# start of INPUT FOR THIS TASK

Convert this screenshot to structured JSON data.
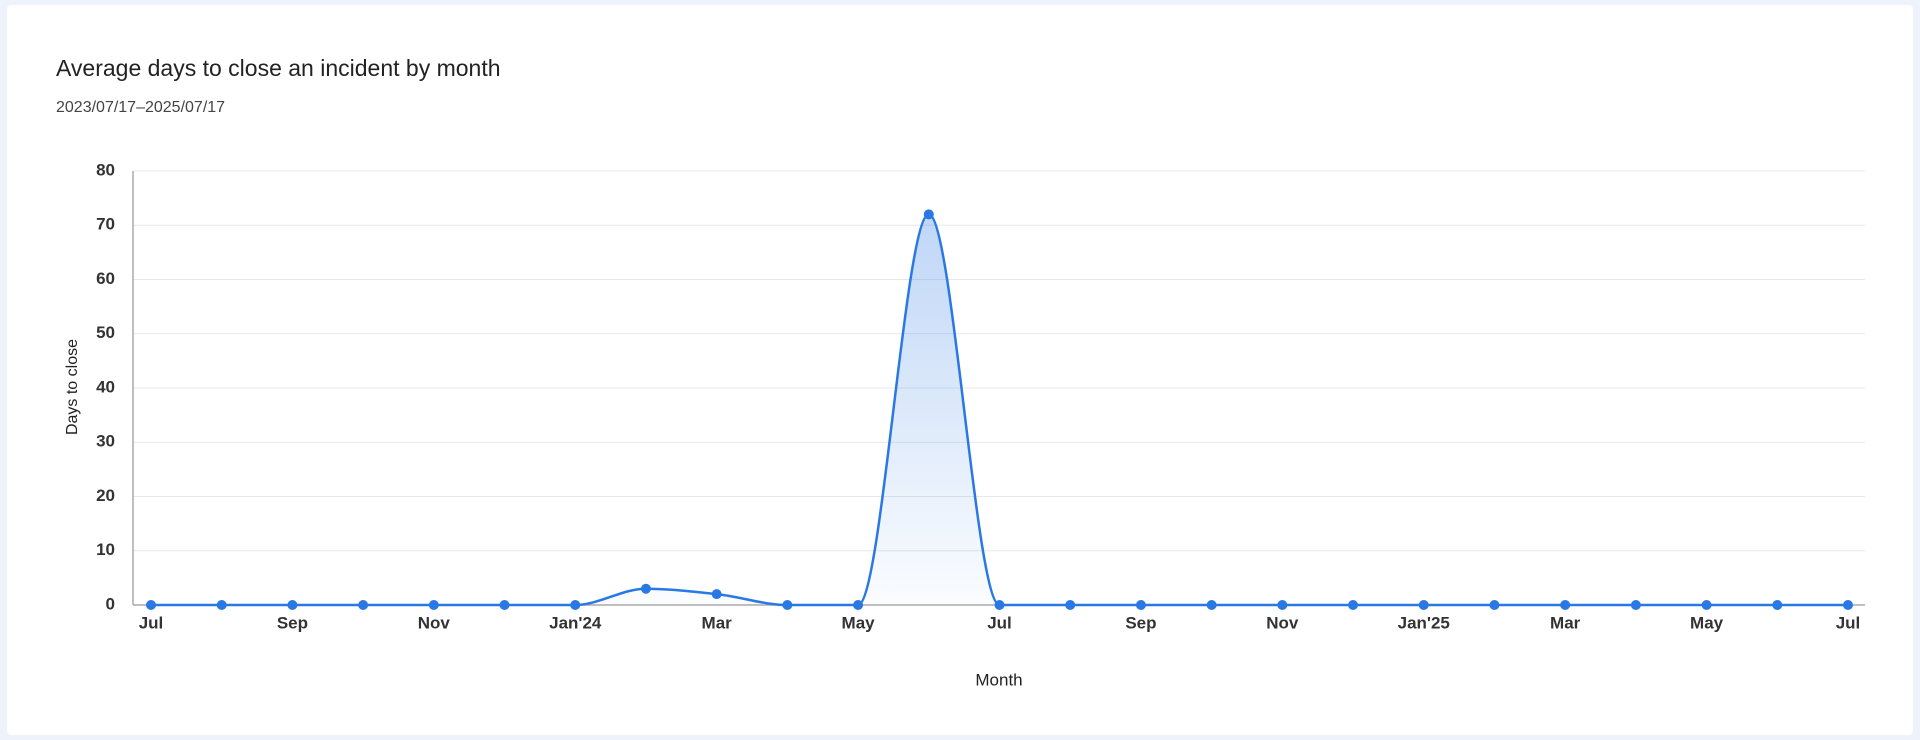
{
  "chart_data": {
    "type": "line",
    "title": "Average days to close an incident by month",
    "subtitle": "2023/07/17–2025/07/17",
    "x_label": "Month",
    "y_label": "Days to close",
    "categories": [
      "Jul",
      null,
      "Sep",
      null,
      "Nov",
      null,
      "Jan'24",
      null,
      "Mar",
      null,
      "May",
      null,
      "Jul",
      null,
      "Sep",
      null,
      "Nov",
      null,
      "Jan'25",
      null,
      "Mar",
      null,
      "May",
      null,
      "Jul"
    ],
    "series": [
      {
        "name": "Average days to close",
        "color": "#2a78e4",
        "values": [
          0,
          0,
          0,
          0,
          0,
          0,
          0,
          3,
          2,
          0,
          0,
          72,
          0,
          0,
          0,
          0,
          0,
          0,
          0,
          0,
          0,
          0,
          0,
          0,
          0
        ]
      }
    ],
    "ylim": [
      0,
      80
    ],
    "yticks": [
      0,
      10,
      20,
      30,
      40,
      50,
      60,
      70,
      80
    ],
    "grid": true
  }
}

# end of INPUT FOR THIS TASK

GOAL OF THE EXERCISE:
Copy out every line of the listing that contains the string "Average".

CORRECT RESULT:
    "title": "Average days to close an incident by month",
        "name": "Average days to close",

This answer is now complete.